▶ [TASK TO CARRY OUT] Copy down all of the data underneath, exactly as shown.

▶ [DATASET EXCERPTS]
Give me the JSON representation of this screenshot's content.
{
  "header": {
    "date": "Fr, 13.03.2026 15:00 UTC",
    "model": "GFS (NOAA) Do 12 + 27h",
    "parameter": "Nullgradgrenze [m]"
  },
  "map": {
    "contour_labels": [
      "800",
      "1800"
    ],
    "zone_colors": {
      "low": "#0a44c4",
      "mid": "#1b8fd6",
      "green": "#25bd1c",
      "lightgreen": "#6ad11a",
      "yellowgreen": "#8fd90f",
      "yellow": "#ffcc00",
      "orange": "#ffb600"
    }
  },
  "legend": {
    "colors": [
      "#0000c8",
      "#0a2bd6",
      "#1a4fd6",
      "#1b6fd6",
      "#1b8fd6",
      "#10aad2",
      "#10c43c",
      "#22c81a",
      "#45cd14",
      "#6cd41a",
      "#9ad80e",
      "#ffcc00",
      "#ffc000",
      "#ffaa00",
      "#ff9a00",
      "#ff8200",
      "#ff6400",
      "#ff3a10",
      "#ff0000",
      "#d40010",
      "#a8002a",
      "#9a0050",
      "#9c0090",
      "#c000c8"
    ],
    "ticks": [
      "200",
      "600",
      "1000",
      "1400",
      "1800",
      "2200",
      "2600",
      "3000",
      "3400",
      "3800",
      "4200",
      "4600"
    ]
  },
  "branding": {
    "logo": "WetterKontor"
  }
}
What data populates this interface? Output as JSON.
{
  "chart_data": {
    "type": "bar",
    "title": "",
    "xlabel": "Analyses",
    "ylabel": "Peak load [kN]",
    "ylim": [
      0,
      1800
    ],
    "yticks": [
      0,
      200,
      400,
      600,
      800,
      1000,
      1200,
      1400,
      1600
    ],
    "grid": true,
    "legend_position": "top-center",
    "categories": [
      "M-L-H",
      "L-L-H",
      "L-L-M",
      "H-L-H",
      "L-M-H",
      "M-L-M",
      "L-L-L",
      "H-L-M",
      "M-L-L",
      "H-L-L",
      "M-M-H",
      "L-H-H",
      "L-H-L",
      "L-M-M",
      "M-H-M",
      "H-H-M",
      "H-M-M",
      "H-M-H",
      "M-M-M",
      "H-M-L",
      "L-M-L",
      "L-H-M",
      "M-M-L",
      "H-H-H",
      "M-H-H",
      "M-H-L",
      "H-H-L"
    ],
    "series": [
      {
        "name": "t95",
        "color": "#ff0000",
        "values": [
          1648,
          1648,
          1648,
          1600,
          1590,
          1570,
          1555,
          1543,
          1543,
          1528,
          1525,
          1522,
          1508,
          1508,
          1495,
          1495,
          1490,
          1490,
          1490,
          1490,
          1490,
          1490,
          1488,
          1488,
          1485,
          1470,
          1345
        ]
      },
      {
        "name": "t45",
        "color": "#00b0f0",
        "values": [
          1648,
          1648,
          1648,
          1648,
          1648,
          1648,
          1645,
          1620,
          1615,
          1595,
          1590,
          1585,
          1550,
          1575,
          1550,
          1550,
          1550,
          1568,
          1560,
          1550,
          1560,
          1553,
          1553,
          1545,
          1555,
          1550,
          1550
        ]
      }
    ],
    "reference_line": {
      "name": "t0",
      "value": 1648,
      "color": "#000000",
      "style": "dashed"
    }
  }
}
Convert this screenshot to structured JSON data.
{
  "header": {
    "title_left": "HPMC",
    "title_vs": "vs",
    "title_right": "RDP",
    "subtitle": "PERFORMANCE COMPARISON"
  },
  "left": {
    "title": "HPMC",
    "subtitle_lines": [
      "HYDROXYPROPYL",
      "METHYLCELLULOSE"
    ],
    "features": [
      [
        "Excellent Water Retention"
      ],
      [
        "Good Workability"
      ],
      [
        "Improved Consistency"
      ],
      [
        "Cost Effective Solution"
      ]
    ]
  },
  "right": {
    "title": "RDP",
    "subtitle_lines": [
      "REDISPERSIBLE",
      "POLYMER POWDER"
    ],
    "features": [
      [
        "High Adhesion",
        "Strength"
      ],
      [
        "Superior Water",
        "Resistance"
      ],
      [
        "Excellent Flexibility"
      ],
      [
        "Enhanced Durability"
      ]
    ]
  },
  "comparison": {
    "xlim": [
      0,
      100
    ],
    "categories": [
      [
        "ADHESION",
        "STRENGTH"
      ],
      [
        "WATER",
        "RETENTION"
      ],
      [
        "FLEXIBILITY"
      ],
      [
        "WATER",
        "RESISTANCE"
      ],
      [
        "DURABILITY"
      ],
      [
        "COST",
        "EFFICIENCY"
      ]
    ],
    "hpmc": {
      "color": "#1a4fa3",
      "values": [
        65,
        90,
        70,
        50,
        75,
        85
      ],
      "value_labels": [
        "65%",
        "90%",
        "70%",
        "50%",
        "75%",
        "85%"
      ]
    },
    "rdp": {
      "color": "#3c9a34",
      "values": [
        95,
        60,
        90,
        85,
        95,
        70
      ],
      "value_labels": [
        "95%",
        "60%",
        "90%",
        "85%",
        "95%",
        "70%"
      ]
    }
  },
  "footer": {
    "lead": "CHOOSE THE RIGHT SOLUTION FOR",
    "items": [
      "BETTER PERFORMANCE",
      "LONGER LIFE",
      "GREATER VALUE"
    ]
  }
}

▶ [RESULT FOR THIS TASK]
Give me the JSON representation of this screenshot's content.
{
  "header": {
    "date": "Fr, 13.03.2026 15:00 UTC",
    "model": "GFS (NOAA) Do 12 + 27h",
    "parameter": "Nullgradgrenze [m]"
  },
  "map": {
    "contour_labels": [
      "800",
      "1800"
    ],
    "zone_colors": {
      "low": "#0a44c4",
      "mid": "#1b8fd6",
      "green": "#25bd1c",
      "lightgreen": "#6ad11a",
      "yellowgreen": "#8fd90f",
      "yellow": "#ffcc00",
      "orange": "#ffb600"
    }
  },
  "legend": {
    "colors": [
      "#0000c8",
      "#0a2bd6",
      "#1a4fd6",
      "#1b6fd6",
      "#1b8fd6",
      "#10aad2",
      "#10c43c",
      "#22c81a",
      "#45cd14",
      "#6cd41a",
      "#9ad80e",
      "#ffcc00",
      "#ffc000",
      "#ffaa00",
      "#ff9a00",
      "#ff8200",
      "#ff6400",
      "#ff3a10",
      "#ff0000",
      "#d40010",
      "#a8002a",
      "#9a0050",
      "#9c0090",
      "#c000c8"
    ],
    "ticks": [
      "200",
      "600",
      "1000",
      "1400",
      "1800",
      "2200",
      "2600",
      "3000",
      "3400",
      "3800",
      "4200",
      "4600"
    ]
  },
  "branding": {
    "logo": "WetterKontor"
  }
}
What data populates this interface? Output as JSON.
{
  "chart_data": {
    "type": "bar",
    "title": "",
    "xlabel": "Analyses",
    "ylabel": "Peak load [kN]",
    "ylim": [
      0,
      1800
    ],
    "yticks": [
      0,
      200,
      400,
      600,
      800,
      1000,
      1200,
      1400,
      1600
    ],
    "grid": true,
    "legend_position": "top-center",
    "categories": [
      "M-L-H",
      "L-L-H",
      "L-L-M",
      "H-L-H",
      "L-M-H",
      "M-L-M",
      "L-L-L",
      "H-L-M",
      "M-L-L",
      "H-L-L",
      "M-M-H",
      "L-H-H",
      "L-H-L",
      "L-M-M",
      "M-H-M",
      "H-H-M",
      "H-M-M",
      "H-M-H",
      "M-M-M",
      "H-M-L",
      "L-M-L",
      "L-H-M",
      "M-M-L",
      "H-H-H",
      "M-H-H",
      "M-H-L",
      "H-H-L"
    ],
    "series": [
      {
        "name": "t95",
        "color": "#ff0000",
        "values": [
          1648,
          1648,
          1648,
          1600,
          1590,
          1570,
          1555,
          1543,
          1543,
          1528,
          1525,
          1522,
          1508,
          1508,
          1495,
          1495,
          1490,
          1490,
          1490,
          1490,
          1490,
          1490,
          1488,
          1488,
          1485,
          1470,
          1345
        ]
      },
      {
        "name": "t45",
        "color": "#00b0f0",
        "values": [
          1648,
          1648,
          1648,
          1648,
          1648,
          1648,
          1645,
          1620,
          1615,
          1595,
          1590,
          1585,
          1550,
          1575,
          1550,
          1550,
          1550,
          1568,
          1560,
          1550,
          1560,
          1553,
          1553,
          1545,
          1555,
          1550,
          1550
        ]
      }
    ],
    "reference_line": {
      "name": "t0",
      "value": 1648,
      "color": "#000000",
      "style": "dashed"
    }
  }
}
Convert this screenshot to structured JSON data.
{
  "header": {
    "title_left": "HPMC",
    "title_vs": "vs",
    "title_right": "RDP",
    "subtitle": "PERFORMANCE COMPARISON"
  },
  "left": {
    "title": "HPMC",
    "subtitle_lines": [
      "HYDROXYPROPYL",
      "METHYLCELLULOSE"
    ],
    "features": [
      [
        "Excellent Water Retention"
      ],
      [
        "Good Workability"
      ],
      [
        "Improved Consistency"
      ],
      [
        "Cost Effective Solution"
      ]
    ]
  },
  "right": {
    "title": "RDP",
    "subtitle_lines": [
      "REDISPERSIBLE",
      "POLYMER POWDER"
    ],
    "features": [
      [
        "High Adhesion",
        "Strength"
      ],
      [
        "Superior Water",
        "Resistance"
      ],
      [
        "Excellent Flexibility"
      ],
      [
        "Enhanced Durability"
      ]
    ]
  },
  "comparison": {
    "xlim": [
      0,
      100
    ],
    "categories": [
      [
        "ADHESION",
        "STRENGTH"
      ],
      [
        "WATER",
        "RETENTION"
      ],
      [
        "FLEXIBILITY"
      ],
      [
        "WATER",
        "RESISTANCE"
      ],
      [
        "DURABILITY"
      ],
      [
        "COST",
        "EFFICIENCY"
      ]
    ],
    "hpmc": {
      "color": "#1a4fa3",
      "values": [
        65,
        90,
        70,
        50,
        75,
        85
      ],
      "value_labels": [
        "65%",
        "90%",
        "70%",
        "50%",
        "75%",
        "85%"
      ]
    },
    "rdp": {
      "color": "#3c9a34",
      "values": [
        95,
        60,
        90,
        85,
        95,
        70
      ],
      "value_labels": [
        "95%",
        "60%",
        "90%",
        "85%",
        "95%",
        "70%"
      ]
    }
  },
  "footer": {
    "lead": "CHOOSE THE RIGHT SOLUTION FOR",
    "items": [
      "BETTER PERFORMANCE",
      "LONGER LIFE",
      "GREATER VALUE"
    ]
  }
}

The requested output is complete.